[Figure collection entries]
◇ ◇ ◇ ◇ ◇

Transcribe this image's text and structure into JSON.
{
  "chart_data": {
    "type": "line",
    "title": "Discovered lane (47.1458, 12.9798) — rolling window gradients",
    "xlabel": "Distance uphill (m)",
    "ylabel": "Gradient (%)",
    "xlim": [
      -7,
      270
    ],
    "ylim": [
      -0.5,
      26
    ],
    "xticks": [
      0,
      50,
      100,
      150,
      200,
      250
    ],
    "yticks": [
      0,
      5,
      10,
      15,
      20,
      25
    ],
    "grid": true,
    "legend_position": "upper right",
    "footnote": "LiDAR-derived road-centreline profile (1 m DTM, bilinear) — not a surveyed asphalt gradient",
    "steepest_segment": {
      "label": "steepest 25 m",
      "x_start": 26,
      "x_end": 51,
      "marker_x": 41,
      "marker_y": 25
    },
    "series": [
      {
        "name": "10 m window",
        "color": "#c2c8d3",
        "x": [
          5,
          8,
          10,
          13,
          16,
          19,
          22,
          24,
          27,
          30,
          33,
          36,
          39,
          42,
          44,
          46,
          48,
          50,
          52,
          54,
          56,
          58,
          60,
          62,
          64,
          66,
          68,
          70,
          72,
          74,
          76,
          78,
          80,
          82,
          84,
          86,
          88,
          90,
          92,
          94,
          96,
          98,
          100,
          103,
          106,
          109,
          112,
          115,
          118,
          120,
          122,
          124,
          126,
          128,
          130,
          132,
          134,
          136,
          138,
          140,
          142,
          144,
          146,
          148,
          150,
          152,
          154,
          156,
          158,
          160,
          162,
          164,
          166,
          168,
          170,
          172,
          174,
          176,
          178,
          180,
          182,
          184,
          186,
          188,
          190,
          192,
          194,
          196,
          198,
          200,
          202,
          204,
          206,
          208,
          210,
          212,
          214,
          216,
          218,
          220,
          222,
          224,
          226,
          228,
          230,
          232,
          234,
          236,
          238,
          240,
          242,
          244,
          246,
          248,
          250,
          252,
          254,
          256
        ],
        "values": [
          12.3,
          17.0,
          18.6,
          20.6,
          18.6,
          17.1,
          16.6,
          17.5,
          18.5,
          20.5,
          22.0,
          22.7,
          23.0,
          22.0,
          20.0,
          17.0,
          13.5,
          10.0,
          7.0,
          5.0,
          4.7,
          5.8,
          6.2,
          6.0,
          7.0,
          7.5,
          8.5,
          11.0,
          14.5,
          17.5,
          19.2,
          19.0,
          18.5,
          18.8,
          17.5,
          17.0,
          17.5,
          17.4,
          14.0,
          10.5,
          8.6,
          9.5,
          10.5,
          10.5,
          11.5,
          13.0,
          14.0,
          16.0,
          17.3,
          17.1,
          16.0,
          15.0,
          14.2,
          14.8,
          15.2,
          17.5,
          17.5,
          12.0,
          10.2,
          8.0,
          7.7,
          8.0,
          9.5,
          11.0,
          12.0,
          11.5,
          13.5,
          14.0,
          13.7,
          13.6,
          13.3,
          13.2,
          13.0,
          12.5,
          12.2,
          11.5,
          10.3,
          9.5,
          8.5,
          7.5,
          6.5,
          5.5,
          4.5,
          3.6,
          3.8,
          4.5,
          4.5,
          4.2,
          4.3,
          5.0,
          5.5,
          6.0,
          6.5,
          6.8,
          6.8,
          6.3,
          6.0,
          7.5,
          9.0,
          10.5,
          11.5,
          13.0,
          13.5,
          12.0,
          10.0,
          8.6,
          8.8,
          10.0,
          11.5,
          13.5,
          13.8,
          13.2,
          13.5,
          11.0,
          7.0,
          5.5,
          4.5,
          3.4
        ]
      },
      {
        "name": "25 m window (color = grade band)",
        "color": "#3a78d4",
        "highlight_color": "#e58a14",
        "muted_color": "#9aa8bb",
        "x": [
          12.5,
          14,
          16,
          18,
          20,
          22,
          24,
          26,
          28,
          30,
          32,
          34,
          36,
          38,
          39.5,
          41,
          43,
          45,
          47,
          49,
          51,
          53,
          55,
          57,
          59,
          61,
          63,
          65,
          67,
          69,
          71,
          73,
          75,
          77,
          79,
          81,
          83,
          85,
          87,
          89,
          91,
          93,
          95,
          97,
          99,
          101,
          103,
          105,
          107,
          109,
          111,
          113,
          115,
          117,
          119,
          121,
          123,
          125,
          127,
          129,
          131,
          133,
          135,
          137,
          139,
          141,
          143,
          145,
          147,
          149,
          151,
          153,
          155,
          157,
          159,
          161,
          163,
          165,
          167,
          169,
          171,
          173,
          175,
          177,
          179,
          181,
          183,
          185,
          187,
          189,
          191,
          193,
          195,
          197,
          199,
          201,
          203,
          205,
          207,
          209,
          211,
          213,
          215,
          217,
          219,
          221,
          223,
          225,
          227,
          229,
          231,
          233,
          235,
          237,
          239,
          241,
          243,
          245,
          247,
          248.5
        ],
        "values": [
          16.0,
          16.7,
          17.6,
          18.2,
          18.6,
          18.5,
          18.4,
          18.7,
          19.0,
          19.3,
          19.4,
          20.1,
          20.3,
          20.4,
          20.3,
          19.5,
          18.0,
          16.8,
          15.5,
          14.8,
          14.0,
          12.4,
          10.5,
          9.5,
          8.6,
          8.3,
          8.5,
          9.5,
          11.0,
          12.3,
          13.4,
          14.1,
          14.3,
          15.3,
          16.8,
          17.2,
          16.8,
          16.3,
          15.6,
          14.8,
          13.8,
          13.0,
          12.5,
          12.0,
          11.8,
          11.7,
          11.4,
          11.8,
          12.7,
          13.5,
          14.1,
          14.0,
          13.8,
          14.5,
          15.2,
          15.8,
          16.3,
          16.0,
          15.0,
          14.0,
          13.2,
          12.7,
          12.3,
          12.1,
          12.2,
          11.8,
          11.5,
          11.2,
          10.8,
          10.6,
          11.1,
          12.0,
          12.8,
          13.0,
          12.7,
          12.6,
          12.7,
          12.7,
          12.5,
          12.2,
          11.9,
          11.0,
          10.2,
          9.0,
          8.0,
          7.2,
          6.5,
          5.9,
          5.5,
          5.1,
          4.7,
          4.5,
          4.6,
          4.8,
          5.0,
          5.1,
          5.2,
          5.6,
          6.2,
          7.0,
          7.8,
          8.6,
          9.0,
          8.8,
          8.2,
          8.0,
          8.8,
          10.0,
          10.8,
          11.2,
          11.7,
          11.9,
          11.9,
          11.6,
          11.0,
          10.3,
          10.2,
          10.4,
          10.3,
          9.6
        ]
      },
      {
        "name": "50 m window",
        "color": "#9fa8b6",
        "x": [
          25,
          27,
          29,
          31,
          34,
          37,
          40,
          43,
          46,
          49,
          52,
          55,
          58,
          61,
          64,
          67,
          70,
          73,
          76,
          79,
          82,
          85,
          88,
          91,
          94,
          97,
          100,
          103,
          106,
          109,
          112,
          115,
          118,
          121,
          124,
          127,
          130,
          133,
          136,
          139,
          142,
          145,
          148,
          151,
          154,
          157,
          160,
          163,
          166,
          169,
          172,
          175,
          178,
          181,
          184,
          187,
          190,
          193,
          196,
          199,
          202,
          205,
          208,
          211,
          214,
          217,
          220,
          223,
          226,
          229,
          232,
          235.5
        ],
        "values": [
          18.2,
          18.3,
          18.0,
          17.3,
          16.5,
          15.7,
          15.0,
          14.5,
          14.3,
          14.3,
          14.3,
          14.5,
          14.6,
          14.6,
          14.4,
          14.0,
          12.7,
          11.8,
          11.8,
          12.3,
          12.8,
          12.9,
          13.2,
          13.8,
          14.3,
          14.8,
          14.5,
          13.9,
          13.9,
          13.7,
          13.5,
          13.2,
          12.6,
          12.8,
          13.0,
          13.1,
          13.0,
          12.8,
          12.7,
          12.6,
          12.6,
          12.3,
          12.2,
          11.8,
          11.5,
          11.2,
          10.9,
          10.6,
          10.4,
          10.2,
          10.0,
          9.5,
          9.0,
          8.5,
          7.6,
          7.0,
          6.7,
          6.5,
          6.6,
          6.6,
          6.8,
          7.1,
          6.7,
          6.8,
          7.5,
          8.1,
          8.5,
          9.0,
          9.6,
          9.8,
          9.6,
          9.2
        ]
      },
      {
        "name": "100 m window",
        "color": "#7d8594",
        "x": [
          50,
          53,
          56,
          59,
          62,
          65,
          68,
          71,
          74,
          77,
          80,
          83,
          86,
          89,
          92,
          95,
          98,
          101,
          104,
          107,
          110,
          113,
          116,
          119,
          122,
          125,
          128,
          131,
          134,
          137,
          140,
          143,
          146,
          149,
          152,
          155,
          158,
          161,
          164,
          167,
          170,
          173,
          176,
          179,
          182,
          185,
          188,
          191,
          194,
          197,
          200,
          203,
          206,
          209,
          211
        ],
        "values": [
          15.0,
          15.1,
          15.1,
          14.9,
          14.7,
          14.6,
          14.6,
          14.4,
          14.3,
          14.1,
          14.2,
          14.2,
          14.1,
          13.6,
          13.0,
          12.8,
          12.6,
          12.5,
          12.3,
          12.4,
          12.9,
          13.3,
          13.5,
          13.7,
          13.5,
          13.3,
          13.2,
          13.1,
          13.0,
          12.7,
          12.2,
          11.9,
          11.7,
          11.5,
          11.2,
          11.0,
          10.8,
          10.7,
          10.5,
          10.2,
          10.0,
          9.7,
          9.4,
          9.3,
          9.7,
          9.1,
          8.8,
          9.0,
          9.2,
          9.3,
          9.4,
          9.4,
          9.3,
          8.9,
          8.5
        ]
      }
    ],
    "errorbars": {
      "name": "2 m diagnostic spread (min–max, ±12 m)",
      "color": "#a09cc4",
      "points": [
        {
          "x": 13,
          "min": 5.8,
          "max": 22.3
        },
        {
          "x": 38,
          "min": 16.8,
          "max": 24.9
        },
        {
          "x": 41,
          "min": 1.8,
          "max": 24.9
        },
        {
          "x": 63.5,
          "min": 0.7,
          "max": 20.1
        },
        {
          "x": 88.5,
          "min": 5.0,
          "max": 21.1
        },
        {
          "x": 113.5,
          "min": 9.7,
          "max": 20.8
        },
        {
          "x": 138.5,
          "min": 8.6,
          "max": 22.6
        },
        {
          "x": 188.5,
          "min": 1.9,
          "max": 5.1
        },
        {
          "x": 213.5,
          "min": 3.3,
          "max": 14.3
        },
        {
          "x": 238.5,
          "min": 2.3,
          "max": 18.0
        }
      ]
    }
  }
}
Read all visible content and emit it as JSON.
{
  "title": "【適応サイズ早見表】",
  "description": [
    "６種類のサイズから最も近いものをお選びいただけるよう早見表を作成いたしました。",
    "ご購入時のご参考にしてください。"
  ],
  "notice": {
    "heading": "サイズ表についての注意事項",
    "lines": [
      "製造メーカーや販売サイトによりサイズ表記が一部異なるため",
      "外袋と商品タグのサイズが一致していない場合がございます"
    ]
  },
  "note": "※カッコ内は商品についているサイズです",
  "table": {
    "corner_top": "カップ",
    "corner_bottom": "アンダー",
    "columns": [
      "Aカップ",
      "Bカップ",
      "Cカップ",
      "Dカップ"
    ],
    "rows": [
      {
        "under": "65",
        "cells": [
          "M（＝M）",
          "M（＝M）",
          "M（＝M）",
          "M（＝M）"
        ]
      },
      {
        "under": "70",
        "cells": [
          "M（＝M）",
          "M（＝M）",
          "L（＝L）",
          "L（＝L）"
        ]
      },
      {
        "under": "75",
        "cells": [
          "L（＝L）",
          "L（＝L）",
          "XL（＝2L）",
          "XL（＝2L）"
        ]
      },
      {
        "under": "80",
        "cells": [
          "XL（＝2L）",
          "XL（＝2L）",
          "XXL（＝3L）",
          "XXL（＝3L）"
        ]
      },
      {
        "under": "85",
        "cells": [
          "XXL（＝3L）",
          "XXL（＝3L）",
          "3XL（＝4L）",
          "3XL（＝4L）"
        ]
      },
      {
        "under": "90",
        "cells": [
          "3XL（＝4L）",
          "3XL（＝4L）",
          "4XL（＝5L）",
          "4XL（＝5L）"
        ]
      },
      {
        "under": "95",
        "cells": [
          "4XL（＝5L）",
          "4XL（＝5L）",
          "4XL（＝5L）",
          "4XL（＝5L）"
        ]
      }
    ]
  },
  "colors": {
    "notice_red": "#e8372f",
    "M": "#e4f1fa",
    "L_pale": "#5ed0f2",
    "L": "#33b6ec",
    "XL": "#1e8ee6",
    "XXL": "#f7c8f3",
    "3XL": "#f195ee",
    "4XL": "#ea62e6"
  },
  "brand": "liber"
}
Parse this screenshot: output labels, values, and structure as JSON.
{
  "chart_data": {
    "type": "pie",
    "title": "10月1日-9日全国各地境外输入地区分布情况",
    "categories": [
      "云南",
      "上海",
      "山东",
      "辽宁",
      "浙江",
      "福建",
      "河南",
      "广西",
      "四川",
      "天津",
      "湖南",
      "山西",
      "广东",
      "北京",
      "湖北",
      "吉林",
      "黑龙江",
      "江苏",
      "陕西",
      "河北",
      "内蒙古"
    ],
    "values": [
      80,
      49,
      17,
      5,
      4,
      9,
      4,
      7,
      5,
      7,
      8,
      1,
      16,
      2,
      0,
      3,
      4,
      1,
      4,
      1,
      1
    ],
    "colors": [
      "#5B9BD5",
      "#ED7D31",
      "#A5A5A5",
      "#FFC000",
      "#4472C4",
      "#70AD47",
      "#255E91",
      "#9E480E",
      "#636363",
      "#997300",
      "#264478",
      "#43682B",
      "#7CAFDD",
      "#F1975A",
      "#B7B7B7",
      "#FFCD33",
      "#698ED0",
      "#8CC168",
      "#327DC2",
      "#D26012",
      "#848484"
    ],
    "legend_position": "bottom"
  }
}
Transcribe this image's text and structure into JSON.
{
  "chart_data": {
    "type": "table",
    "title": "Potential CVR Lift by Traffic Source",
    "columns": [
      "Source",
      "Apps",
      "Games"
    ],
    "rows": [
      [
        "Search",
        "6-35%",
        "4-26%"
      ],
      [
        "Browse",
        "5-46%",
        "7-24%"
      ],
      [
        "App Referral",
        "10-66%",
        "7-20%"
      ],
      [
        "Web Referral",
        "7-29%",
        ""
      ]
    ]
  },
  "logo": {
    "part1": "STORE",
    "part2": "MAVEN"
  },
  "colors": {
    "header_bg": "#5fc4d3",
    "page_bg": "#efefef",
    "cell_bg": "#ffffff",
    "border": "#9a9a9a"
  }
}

◇ ◇ ◇ ◇ ◇

● EXERCISE DIRECTIONS
For each line in the data above that contains the string "under", extract the line.

● ANSWER TO THIS TASK
        "under": "65",
        "under": "70",
        "under": "75",
        "under": "80",
        "under": "85",
        "under": "90",
        "under": "95",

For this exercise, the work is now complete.